== SUPPLIED RECORDS
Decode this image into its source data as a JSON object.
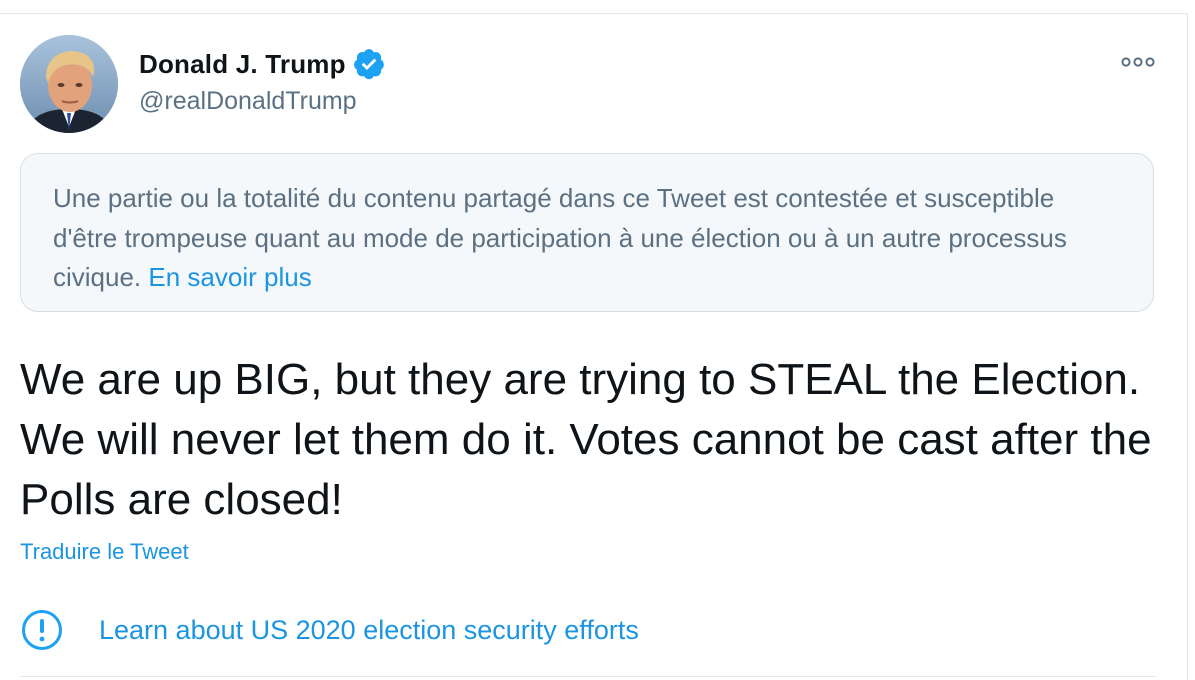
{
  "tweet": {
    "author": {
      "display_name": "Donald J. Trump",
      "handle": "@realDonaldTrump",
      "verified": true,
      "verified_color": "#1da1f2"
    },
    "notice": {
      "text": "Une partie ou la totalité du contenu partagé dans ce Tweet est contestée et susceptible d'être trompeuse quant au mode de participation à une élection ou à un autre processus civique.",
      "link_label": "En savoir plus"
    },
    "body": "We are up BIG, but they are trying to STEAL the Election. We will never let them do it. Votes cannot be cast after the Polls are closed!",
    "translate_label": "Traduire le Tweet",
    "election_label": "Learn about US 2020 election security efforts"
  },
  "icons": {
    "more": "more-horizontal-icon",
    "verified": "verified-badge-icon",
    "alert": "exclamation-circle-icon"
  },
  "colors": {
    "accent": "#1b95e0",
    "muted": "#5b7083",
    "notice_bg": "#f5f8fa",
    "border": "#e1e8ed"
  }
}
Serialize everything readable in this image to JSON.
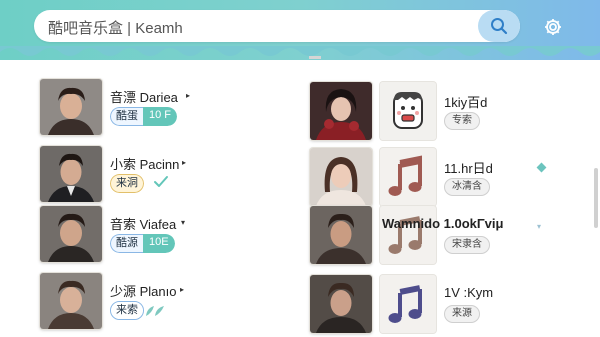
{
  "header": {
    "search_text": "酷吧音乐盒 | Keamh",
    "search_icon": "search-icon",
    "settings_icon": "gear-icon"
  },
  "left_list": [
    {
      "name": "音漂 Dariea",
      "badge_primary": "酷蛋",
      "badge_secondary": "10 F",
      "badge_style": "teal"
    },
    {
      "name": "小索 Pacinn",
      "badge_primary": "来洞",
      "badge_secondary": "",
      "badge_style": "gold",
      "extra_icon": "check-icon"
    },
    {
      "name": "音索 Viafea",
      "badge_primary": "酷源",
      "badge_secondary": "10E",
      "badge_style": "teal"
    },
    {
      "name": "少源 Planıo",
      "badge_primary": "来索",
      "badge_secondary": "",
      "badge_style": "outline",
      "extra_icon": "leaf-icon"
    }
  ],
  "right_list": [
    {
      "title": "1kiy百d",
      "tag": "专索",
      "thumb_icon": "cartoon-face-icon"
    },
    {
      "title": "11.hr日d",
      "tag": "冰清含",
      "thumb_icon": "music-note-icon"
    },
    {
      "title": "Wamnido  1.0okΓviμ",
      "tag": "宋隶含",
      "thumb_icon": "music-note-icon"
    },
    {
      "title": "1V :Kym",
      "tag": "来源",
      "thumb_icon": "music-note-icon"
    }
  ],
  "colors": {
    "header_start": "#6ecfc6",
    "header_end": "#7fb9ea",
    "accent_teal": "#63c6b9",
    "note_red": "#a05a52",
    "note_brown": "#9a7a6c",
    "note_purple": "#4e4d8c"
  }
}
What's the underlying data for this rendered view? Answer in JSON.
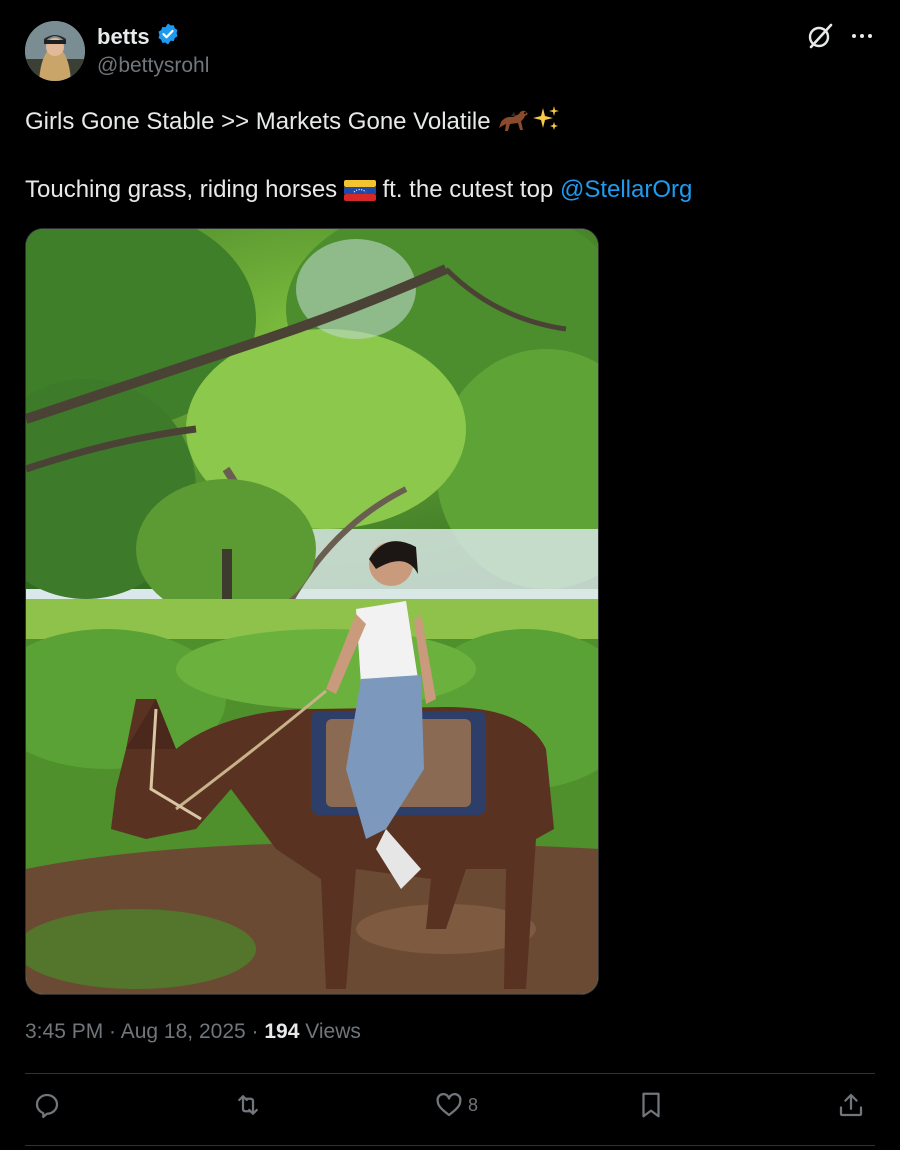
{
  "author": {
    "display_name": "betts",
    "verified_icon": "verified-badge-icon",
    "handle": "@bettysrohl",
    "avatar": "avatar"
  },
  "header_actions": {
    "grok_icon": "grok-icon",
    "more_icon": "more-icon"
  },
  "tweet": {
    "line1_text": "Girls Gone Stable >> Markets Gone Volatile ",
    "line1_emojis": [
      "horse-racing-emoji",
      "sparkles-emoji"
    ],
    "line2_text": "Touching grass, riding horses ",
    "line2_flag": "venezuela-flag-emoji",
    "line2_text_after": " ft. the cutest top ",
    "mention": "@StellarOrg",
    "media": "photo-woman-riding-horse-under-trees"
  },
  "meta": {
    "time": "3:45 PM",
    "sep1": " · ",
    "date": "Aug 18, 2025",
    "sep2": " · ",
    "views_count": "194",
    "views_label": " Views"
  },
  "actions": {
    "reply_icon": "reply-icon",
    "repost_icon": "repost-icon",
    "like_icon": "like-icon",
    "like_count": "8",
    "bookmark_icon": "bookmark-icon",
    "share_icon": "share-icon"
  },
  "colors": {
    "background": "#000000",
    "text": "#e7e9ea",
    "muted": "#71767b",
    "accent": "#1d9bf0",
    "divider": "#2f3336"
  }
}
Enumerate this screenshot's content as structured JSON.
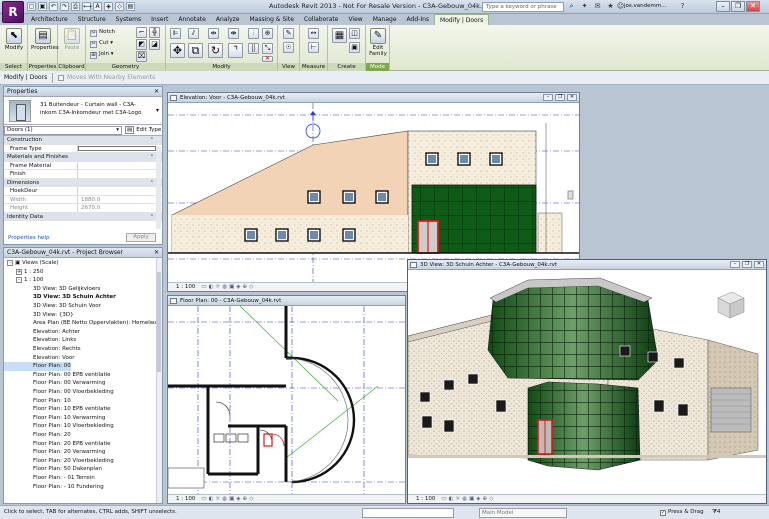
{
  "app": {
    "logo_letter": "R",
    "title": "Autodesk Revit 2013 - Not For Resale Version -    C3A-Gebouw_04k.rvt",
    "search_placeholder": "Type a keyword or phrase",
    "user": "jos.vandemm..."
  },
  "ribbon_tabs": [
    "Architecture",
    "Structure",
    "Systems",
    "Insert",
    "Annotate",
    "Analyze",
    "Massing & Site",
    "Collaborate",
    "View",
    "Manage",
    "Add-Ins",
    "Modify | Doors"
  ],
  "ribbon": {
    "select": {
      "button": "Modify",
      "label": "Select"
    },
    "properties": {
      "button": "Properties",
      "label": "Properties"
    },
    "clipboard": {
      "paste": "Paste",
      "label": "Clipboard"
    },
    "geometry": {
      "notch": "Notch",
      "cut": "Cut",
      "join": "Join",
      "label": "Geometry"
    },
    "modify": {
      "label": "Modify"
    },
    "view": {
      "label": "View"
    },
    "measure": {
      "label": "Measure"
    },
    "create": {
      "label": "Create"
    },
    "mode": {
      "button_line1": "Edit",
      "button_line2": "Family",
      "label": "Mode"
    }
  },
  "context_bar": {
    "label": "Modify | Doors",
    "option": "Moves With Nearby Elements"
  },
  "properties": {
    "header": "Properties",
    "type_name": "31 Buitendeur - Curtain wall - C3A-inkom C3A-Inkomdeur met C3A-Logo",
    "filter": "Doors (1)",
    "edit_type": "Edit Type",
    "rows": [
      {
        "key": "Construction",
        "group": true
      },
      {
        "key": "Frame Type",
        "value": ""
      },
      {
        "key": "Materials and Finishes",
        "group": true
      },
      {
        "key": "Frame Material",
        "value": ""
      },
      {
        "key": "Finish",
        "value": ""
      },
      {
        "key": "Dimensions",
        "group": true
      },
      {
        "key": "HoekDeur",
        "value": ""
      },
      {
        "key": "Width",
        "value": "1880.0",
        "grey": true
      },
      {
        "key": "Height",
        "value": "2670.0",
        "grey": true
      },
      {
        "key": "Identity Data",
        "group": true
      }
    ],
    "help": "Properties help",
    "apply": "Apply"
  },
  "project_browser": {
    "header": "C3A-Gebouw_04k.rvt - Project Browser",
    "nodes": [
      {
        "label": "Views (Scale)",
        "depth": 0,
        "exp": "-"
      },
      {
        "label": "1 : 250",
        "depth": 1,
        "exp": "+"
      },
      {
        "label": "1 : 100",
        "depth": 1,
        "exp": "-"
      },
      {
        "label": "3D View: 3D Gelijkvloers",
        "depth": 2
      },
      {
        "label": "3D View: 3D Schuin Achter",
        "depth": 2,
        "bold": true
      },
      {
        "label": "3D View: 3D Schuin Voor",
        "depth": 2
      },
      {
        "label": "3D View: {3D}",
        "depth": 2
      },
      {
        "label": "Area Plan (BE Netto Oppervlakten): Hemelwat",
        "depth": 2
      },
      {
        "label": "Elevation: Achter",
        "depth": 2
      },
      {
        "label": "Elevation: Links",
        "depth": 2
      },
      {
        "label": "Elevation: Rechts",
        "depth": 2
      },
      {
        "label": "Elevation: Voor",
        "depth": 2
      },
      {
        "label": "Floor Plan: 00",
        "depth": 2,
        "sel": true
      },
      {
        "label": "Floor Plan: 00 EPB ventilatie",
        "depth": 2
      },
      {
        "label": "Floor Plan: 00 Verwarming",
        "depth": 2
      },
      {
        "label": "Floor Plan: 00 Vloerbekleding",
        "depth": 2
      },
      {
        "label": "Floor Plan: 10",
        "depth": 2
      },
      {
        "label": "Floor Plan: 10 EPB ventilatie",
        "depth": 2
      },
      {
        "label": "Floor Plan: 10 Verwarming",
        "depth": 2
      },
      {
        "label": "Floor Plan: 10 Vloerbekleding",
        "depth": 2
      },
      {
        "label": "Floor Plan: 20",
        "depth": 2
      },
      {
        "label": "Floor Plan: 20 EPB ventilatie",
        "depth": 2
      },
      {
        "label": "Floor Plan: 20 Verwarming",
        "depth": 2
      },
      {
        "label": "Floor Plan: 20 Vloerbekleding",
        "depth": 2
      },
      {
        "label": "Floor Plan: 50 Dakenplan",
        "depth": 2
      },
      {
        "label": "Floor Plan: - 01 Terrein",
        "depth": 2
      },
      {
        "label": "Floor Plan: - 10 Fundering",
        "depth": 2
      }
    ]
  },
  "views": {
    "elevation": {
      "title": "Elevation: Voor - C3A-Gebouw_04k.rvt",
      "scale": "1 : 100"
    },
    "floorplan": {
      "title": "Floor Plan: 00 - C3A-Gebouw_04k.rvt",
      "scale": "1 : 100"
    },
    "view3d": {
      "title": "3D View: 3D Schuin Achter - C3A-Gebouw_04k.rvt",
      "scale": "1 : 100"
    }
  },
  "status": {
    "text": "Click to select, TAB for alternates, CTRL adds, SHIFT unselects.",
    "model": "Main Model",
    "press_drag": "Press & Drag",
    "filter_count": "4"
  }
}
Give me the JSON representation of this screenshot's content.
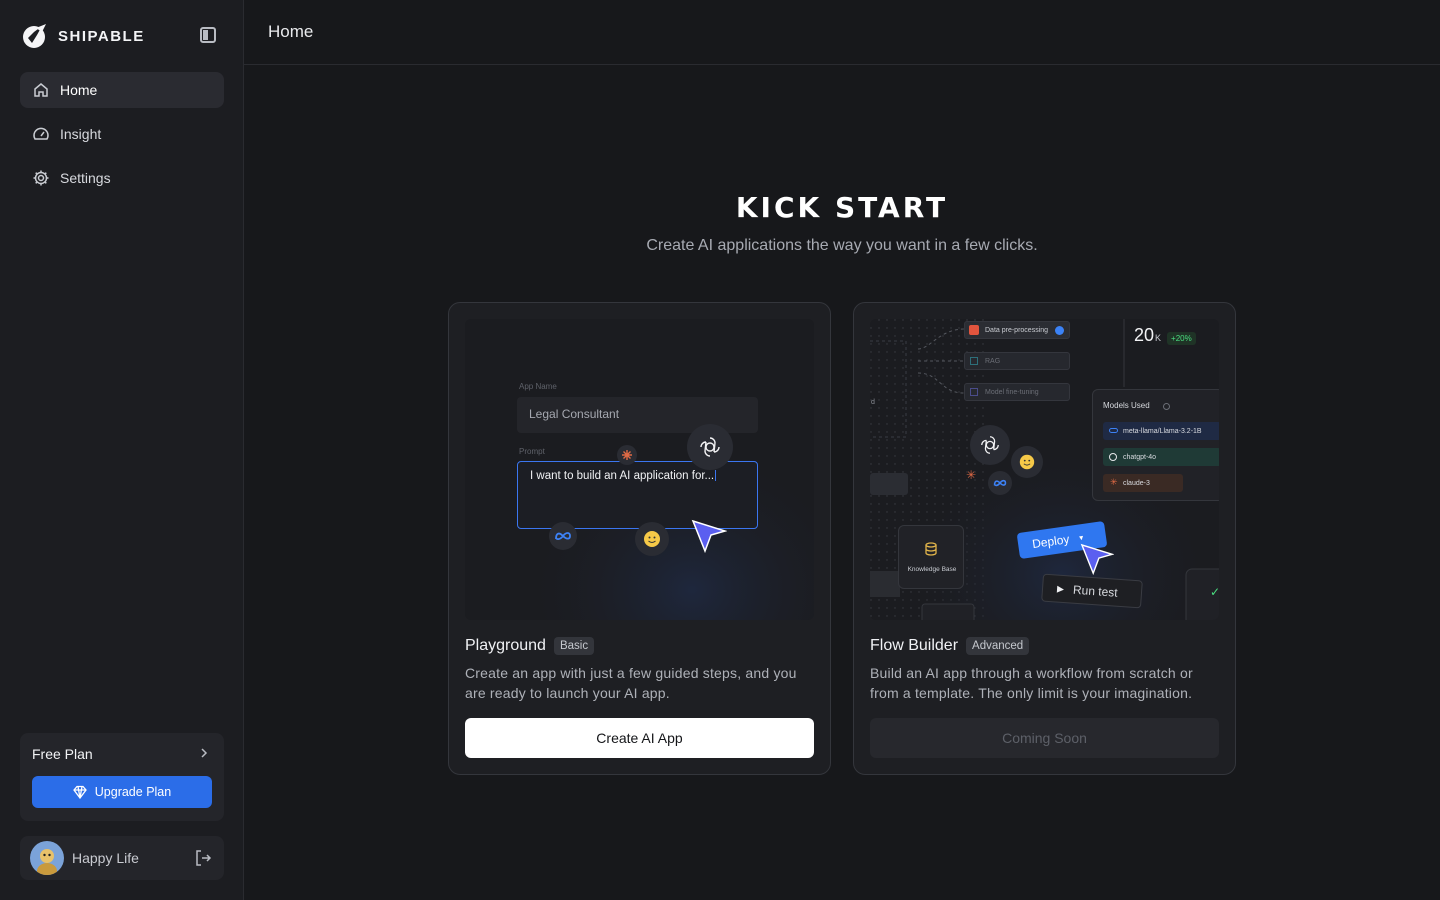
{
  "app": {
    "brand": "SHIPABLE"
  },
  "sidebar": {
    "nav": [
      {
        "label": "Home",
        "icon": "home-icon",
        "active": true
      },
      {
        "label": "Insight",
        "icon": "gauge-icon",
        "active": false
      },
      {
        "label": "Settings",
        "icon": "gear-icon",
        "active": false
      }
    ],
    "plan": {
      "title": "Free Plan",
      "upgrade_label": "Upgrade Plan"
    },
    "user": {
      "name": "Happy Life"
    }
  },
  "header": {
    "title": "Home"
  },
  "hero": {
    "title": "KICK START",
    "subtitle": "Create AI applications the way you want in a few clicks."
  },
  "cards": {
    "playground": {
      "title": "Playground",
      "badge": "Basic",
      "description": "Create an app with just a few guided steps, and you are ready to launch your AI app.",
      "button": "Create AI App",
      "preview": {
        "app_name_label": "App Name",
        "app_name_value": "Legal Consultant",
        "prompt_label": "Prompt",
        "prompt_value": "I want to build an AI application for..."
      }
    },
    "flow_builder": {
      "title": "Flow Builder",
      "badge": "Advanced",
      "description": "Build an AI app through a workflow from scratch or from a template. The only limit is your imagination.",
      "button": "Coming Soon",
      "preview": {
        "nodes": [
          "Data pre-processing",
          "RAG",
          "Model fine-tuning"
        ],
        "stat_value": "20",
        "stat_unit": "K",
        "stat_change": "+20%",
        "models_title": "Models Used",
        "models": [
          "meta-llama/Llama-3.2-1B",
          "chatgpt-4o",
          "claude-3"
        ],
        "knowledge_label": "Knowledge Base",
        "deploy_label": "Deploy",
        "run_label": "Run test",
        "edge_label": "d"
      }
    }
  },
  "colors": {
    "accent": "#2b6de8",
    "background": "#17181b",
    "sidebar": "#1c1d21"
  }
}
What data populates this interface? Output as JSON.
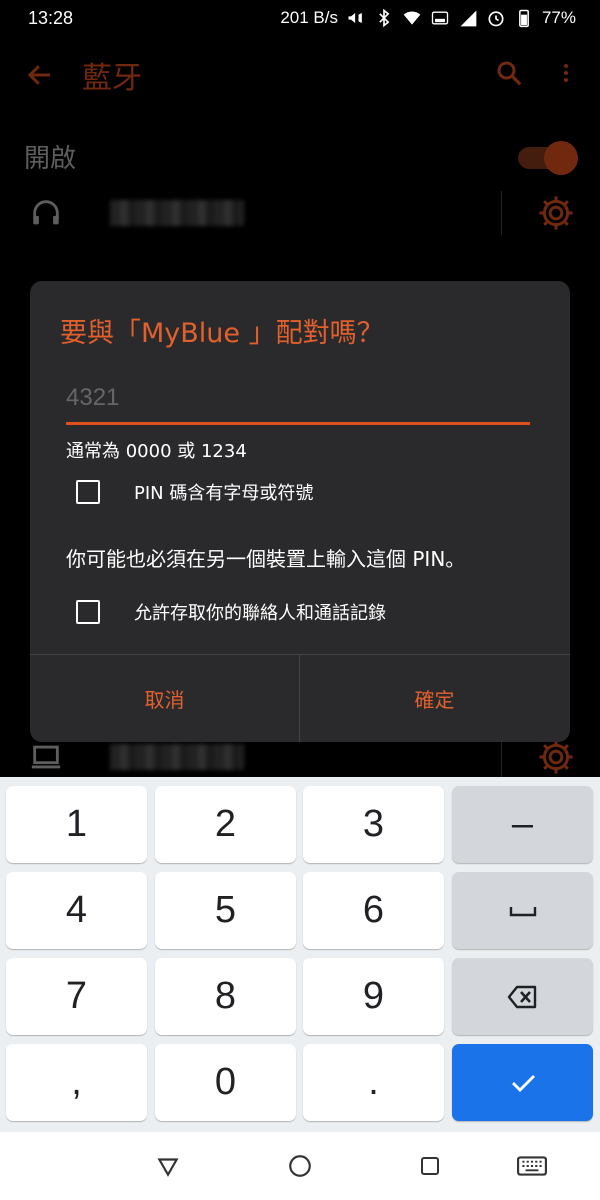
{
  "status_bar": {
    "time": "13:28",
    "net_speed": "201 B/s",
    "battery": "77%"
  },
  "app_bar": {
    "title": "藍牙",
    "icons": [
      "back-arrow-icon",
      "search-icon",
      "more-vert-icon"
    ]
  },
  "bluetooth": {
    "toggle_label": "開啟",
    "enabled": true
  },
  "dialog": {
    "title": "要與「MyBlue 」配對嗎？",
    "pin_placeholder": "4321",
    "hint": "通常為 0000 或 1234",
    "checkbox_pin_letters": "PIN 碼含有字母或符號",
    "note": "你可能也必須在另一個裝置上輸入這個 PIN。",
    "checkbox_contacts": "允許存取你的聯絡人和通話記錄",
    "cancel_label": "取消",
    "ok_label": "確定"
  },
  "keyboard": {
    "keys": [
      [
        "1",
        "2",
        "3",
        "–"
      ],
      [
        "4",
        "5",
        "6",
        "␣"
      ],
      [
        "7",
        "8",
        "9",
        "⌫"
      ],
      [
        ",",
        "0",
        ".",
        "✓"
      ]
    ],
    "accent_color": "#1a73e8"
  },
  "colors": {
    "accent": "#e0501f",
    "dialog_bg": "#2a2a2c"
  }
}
====
__PROBLEM TO SOLVE__:
Lines that include the word "image" are to be extracted from the data above.

__SOLUTION__:
Decode this image into its source data as a JSON object.
Serialize everything readable in this image to JSON.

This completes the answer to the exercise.